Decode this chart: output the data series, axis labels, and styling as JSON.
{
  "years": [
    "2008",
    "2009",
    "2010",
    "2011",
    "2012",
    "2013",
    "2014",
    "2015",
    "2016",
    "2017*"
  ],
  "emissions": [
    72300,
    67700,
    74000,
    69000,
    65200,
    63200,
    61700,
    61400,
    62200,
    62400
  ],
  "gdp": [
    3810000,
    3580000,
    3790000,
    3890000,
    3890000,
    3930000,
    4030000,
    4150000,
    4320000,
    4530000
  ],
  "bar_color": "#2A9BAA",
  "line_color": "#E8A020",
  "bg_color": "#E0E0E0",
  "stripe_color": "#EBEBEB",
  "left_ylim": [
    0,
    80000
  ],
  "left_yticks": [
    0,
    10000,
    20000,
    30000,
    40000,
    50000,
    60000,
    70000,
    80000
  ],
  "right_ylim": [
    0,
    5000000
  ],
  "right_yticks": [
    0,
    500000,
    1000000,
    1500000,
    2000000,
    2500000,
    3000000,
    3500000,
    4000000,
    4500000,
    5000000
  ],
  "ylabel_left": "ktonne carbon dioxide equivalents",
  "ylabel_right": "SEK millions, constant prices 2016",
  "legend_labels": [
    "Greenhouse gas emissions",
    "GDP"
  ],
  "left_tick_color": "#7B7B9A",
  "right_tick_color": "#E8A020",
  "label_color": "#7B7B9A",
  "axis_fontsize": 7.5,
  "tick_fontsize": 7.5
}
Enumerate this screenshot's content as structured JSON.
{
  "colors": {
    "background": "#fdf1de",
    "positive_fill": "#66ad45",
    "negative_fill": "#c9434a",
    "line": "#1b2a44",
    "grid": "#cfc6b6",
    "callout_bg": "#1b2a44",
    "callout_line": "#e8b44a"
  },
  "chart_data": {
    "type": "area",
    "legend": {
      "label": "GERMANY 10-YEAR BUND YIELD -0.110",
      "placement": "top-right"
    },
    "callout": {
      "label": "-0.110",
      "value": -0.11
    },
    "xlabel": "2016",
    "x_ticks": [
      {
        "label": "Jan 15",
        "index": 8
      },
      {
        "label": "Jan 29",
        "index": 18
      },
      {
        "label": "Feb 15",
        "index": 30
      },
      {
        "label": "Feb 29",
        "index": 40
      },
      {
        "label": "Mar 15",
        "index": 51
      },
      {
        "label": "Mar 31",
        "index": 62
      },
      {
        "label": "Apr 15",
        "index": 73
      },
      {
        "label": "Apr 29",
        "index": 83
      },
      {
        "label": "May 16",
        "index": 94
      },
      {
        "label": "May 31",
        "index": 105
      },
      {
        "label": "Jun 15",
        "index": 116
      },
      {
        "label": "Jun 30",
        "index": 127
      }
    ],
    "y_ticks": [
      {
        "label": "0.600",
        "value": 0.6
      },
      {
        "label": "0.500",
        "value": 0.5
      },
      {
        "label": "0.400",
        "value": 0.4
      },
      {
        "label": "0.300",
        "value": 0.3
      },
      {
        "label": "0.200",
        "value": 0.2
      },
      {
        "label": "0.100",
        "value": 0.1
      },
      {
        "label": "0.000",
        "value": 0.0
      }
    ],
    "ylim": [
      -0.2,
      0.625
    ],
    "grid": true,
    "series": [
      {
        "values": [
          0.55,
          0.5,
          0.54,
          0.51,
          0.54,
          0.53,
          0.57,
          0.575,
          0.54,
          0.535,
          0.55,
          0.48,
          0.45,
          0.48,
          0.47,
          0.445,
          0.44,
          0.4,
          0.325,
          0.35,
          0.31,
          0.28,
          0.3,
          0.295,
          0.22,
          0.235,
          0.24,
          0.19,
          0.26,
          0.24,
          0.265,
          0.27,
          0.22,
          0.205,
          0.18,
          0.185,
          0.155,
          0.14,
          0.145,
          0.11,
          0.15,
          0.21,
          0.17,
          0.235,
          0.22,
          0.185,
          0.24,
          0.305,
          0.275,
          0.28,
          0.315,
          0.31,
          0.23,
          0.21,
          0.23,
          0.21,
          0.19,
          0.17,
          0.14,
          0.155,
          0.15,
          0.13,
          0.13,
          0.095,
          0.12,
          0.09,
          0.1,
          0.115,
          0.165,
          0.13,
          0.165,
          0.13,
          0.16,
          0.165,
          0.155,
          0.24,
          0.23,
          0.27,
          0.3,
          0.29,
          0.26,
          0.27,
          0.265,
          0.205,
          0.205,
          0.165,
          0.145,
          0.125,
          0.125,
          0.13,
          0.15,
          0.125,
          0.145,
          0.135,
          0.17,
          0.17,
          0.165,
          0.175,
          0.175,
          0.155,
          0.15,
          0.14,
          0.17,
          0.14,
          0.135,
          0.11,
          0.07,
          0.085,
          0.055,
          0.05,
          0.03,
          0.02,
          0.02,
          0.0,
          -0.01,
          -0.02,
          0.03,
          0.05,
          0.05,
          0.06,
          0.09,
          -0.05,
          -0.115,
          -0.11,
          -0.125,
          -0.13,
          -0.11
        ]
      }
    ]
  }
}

━━━

Identify and copy all lines with the word "series".

Decode this chart: output the data series, axis labels, and styling as JSON.
    "series": [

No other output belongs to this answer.